▸ **Extracts from a graphics dataset**
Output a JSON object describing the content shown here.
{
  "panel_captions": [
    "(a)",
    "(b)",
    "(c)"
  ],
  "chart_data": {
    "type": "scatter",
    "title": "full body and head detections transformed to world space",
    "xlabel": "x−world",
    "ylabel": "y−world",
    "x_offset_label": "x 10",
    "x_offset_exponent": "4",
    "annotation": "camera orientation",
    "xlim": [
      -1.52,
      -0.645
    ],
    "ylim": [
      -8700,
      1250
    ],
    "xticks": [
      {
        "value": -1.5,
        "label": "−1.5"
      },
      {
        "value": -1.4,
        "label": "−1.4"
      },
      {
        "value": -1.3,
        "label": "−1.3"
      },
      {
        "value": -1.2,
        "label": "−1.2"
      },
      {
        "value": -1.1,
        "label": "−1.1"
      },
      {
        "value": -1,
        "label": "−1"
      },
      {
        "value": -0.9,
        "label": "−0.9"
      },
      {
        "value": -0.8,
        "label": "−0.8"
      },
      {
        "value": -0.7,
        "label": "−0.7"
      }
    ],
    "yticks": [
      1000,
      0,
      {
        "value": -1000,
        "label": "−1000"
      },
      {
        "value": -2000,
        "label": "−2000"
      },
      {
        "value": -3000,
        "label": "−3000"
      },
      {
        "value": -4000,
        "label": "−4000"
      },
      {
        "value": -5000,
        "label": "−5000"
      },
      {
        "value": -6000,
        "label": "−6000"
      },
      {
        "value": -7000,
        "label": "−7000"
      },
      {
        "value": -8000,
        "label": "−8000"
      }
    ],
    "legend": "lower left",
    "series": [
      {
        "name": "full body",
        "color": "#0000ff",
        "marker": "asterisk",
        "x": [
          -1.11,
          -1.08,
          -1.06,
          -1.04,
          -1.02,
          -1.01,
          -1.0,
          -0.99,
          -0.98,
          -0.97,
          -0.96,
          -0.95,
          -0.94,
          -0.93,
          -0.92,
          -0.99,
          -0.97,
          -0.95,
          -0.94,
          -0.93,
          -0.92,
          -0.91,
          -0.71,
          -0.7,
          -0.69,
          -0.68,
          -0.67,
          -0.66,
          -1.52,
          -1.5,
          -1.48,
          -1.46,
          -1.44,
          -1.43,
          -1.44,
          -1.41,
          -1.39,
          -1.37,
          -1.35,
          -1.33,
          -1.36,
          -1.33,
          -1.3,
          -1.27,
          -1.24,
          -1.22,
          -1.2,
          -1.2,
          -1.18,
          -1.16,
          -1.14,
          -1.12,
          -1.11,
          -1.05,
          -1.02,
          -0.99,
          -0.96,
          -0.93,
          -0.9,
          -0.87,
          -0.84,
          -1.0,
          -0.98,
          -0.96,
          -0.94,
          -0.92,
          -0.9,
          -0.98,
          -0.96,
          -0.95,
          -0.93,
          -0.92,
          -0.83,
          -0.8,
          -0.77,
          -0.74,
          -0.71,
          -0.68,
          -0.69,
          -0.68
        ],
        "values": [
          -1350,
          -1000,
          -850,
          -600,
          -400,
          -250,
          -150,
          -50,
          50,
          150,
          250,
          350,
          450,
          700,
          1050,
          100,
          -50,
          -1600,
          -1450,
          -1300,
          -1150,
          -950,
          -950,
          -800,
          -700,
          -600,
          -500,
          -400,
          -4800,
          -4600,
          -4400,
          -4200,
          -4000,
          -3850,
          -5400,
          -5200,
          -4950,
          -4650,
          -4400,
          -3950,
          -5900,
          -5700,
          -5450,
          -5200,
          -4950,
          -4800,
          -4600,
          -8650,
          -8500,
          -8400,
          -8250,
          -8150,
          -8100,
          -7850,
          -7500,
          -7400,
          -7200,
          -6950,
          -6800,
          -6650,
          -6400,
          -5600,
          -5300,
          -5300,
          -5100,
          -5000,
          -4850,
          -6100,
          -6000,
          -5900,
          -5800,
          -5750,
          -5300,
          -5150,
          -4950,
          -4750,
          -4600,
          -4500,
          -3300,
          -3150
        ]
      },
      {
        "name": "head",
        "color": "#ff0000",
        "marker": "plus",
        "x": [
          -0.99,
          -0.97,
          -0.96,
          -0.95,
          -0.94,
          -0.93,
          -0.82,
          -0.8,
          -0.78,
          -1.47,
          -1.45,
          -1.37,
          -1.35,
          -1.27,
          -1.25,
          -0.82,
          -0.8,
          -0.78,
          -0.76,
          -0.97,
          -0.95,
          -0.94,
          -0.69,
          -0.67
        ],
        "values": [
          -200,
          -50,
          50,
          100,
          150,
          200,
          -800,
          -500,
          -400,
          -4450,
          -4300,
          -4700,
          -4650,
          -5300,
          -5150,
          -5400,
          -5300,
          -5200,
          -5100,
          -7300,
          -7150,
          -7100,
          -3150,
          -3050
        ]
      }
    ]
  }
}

▸ **Directive**
All records above must be set down exactly, please.

▸ **Exercise output**
Output a JSON object describing the content shown here.
{
  "panel_captions": [
    "(a)",
    "(b)",
    "(c)"
  ],
  "chart_data": {
    "type": "scatter",
    "title": "full body and head detections transformed to world space",
    "xlabel": "x−world",
    "ylabel": "y−world",
    "x_offset_label": "x 10",
    "x_offset_exponent": "4",
    "annotation": "camera orientation",
    "xlim": [
      -1.52,
      -0.645
    ],
    "ylim": [
      -8700,
      1250
    ],
    "xticks": [
      {
        "value": -1.5,
        "label": "−1.5"
      },
      {
        "value": -1.4,
        "label": "−1.4"
      },
      {
        "value": -1.3,
        "label": "−1.3"
      },
      {
        "value": -1.2,
        "label": "−1.2"
      },
      {
        "value": -1.1,
        "label": "−1.1"
      },
      {
        "value": -1,
        "label": "−1"
      },
      {
        "value": -0.9,
        "label": "−0.9"
      },
      {
        "value": -0.8,
        "label": "−0.8"
      },
      {
        "value": -0.7,
        "label": "−0.7"
      }
    ],
    "yticks": [
      1000,
      0,
      {
        "value": -1000,
        "label": "−1000"
      },
      {
        "value": -2000,
        "label": "−2000"
      },
      {
        "value": -3000,
        "label": "−3000"
      },
      {
        "value": -4000,
        "label": "−4000"
      },
      {
        "value": -5000,
        "label": "−5000"
      },
      {
        "value": -6000,
        "label": "−6000"
      },
      {
        "value": -7000,
        "label": "−7000"
      },
      {
        "value": -8000,
        "label": "−8000"
      }
    ],
    "legend": "lower left",
    "series": [
      {
        "name": "full body",
        "color": "#0000ff",
        "marker": "asterisk",
        "x": [
          -1.11,
          -1.08,
          -1.06,
          -1.04,
          -1.02,
          -1.01,
          -1.0,
          -0.99,
          -0.98,
          -0.97,
          -0.96,
          -0.95,
          -0.94,
          -0.93,
          -0.92,
          -0.99,
          -0.97,
          -0.95,
          -0.94,
          -0.93,
          -0.92,
          -0.91,
          -0.71,
          -0.7,
          -0.69,
          -0.68,
          -0.67,
          -0.66,
          -1.52,
          -1.5,
          -1.48,
          -1.46,
          -1.44,
          -1.43,
          -1.44,
          -1.41,
          -1.39,
          -1.37,
          -1.35,
          -1.33,
          -1.36,
          -1.33,
          -1.3,
          -1.27,
          -1.24,
          -1.22,
          -1.2,
          -1.2,
          -1.18,
          -1.16,
          -1.14,
          -1.12,
          -1.11,
          -1.05,
          -1.02,
          -0.99,
          -0.96,
          -0.93,
          -0.9,
          -0.87,
          -0.84,
          -1.0,
          -0.98,
          -0.96,
          -0.94,
          -0.92,
          -0.9,
          -0.98,
          -0.96,
          -0.95,
          -0.93,
          -0.92,
          -0.83,
          -0.8,
          -0.77,
          -0.74,
          -0.71,
          -0.68,
          -0.69,
          -0.68
        ],
        "values": [
          -1350,
          -1000,
          -850,
          -600,
          -400,
          -250,
          -150,
          -50,
          50,
          150,
          250,
          350,
          450,
          700,
          1050,
          100,
          -50,
          -1600,
          -1450,
          -1300,
          -1150,
          -950,
          -950,
          -800,
          -700,
          -600,
          -500,
          -400,
          -4800,
          -4600,
          -4400,
          -4200,
          -4000,
          -3850,
          -5400,
          -5200,
          -4950,
          -4650,
          -4400,
          -3950,
          -5900,
          -5700,
          -5450,
          -5200,
          -4950,
          -4800,
          -4600,
          -8650,
          -8500,
          -8400,
          -8250,
          -8150,
          -8100,
          -7850,
          -7500,
          -7400,
          -7200,
          -6950,
          -6800,
          -6650,
          -6400,
          -5600,
          -5300,
          -5300,
          -5100,
          -5000,
          -4850,
          -6100,
          -6000,
          -5900,
          -5800,
          -5750,
          -5300,
          -5150,
          -4950,
          -4750,
          -4600,
          -4500,
          -3300,
          -3150
        ]
      },
      {
        "name": "head",
        "color": "#ff0000",
        "marker": "plus",
        "x": [
          -0.99,
          -0.97,
          -0.96,
          -0.95,
          -0.94,
          -0.93,
          -0.82,
          -0.8,
          -0.78,
          -1.47,
          -1.45,
          -1.37,
          -1.35,
          -1.27,
          -1.25,
          -0.82,
          -0.8,
          -0.78,
          -0.76,
          -0.97,
          -0.95,
          -0.94,
          -0.69,
          -0.67
        ],
        "values": [
          -200,
          -50,
          50,
          100,
          150,
          200,
          -800,
          -500,
          -400,
          -4450,
          -4300,
          -4700,
          -4650,
          -5300,
          -5150,
          -5400,
          -5300,
          -5200,
          -5100,
          -7300,
          -7150,
          -7100,
          -3150,
          -3050
        ]
      }
    ]
  }
}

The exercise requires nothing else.